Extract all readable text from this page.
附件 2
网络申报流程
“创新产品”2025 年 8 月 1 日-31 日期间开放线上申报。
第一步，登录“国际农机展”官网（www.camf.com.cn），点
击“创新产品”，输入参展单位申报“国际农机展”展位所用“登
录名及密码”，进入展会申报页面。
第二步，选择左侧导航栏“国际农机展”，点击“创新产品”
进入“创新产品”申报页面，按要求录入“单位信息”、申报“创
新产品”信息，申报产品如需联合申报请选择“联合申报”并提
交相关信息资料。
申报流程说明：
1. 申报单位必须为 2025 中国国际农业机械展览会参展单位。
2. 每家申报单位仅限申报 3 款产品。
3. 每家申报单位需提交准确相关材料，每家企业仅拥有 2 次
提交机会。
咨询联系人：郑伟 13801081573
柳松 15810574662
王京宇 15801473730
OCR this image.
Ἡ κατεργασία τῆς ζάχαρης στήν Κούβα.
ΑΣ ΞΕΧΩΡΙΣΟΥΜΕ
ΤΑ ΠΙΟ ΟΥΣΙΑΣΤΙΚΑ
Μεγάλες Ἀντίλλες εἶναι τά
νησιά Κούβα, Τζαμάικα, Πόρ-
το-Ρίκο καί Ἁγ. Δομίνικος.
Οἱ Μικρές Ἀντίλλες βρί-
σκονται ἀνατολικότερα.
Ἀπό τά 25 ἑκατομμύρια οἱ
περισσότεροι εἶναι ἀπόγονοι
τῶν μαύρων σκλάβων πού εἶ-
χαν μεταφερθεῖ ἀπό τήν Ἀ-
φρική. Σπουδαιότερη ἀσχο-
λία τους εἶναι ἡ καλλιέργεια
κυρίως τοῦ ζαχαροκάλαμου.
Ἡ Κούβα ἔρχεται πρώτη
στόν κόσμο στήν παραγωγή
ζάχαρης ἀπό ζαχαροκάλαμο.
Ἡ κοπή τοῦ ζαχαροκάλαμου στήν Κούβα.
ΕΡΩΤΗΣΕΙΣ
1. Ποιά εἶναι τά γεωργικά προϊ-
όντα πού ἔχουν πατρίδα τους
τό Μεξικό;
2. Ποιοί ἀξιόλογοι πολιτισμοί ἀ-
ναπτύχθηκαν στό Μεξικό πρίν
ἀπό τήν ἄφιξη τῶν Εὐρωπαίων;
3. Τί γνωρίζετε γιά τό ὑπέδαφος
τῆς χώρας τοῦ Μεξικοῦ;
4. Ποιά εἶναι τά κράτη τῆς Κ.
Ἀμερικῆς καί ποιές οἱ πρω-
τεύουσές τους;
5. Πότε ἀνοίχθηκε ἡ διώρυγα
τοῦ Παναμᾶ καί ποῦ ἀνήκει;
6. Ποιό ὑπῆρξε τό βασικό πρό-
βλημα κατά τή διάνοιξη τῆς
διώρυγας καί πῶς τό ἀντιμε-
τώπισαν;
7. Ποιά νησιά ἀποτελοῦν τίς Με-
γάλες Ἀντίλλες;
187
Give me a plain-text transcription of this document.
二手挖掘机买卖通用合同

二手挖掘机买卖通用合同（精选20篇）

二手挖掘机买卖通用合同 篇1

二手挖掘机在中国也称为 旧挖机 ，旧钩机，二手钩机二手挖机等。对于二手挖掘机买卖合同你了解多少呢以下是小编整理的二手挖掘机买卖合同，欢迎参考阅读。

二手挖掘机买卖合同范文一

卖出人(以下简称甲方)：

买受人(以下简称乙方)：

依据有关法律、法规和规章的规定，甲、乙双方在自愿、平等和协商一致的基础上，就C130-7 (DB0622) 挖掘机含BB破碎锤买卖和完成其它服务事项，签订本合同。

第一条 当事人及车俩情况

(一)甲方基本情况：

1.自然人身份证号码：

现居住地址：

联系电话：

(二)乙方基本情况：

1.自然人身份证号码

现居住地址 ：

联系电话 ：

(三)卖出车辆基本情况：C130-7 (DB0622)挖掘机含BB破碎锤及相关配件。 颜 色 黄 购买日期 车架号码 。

•••••

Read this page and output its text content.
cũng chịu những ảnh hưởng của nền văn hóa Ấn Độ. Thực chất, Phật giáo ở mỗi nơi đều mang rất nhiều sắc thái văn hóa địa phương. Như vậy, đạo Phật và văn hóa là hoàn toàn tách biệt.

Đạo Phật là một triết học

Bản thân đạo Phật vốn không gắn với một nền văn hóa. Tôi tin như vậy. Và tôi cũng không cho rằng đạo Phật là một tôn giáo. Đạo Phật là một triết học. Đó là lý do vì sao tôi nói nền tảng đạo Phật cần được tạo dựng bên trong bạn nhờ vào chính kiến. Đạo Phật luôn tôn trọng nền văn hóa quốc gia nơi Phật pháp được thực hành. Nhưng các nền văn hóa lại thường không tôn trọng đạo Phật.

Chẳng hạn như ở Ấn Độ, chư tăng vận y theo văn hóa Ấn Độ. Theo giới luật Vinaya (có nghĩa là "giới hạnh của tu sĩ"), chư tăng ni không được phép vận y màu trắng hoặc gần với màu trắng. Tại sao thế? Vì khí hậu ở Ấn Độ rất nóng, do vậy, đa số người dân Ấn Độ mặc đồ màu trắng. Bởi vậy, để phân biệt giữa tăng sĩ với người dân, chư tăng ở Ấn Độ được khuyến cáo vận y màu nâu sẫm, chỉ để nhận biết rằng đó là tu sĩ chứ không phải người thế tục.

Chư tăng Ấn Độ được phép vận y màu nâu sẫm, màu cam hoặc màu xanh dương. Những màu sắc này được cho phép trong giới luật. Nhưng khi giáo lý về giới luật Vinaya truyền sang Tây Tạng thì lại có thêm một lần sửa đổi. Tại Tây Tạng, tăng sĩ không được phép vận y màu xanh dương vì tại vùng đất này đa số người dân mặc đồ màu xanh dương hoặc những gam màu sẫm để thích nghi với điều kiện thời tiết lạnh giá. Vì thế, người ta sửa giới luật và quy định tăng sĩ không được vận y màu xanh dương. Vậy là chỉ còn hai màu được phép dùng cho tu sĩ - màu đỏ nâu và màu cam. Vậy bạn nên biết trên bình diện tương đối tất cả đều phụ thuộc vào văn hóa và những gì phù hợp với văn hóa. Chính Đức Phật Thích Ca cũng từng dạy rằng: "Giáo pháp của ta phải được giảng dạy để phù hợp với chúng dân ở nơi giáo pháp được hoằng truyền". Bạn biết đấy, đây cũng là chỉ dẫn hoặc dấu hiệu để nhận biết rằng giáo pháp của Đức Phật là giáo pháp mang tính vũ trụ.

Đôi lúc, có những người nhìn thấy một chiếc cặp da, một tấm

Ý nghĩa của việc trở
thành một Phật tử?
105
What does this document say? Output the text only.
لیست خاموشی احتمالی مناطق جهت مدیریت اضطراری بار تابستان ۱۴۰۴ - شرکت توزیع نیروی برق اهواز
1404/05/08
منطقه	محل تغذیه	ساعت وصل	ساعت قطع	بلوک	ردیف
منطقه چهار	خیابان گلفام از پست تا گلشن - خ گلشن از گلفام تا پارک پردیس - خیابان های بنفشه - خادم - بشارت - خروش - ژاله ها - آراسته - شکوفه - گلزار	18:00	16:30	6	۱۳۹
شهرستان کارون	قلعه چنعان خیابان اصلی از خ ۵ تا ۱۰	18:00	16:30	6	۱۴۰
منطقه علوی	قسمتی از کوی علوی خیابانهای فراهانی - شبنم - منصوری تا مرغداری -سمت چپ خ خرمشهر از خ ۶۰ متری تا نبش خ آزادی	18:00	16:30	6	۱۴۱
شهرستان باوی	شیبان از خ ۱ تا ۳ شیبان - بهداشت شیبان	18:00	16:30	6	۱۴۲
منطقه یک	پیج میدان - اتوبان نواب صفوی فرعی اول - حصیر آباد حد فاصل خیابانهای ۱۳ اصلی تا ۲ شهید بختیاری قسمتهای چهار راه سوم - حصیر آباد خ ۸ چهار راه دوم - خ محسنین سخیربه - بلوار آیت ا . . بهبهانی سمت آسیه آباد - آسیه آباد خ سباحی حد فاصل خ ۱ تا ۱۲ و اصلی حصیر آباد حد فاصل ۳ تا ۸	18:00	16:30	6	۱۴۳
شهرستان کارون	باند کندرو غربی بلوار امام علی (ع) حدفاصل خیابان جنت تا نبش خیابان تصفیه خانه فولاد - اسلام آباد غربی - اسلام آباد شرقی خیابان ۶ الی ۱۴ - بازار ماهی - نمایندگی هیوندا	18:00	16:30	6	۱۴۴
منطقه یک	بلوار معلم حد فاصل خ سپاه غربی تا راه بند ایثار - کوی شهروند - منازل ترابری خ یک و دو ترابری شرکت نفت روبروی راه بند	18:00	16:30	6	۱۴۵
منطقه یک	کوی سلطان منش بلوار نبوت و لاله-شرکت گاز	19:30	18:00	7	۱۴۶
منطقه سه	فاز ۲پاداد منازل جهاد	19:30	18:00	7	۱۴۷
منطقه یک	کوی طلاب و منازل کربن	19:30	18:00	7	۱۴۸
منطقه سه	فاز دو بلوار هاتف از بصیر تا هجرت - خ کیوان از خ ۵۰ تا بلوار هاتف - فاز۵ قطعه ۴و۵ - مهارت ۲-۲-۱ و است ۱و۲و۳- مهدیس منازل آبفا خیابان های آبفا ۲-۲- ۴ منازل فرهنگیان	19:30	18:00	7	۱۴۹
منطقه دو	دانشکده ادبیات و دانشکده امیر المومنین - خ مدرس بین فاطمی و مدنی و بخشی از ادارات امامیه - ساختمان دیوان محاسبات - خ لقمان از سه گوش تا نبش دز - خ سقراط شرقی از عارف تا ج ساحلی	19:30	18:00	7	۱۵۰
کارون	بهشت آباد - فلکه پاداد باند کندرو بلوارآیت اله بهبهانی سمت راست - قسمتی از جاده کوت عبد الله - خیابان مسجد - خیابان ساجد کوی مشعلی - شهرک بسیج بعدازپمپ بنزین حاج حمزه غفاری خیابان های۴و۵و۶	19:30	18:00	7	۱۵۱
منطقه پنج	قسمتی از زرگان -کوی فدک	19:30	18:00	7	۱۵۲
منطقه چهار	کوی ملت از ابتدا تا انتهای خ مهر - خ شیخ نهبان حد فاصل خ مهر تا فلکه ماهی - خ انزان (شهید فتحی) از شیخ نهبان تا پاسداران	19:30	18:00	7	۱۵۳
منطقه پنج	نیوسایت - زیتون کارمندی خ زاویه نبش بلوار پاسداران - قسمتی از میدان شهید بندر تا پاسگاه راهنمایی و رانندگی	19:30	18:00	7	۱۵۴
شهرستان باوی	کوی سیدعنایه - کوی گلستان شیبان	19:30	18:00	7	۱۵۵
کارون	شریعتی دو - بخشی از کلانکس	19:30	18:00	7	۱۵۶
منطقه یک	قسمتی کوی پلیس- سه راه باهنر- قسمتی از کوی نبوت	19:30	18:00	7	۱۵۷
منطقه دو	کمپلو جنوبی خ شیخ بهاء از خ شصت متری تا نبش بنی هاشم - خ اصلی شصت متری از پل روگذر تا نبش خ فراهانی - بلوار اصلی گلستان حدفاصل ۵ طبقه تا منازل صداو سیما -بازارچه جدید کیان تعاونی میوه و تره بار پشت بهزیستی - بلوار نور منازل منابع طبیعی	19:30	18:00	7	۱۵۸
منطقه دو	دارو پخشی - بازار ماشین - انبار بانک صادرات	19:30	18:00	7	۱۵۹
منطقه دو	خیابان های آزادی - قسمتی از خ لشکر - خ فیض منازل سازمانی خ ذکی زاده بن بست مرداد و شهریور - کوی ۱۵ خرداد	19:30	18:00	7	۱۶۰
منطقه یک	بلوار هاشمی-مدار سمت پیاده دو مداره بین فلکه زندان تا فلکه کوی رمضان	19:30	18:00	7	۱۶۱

•••••

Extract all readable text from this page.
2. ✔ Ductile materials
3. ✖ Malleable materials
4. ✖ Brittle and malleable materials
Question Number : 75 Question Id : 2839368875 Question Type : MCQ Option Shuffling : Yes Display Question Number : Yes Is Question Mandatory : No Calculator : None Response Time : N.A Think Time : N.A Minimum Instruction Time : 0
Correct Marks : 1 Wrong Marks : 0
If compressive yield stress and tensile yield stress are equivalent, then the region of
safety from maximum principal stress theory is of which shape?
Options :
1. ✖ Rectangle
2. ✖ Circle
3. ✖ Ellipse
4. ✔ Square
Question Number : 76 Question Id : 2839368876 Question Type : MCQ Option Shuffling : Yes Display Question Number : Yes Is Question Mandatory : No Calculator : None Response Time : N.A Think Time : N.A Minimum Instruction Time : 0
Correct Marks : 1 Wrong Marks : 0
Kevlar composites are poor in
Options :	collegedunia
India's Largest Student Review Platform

•••••

§ Task goal
Identify the lines above with the word "materials". Copy them.

§ Completed exercise
2. ✔ Ductile materials
3. ✖ Malleable materials
4. ✖ Brittle and malleable materials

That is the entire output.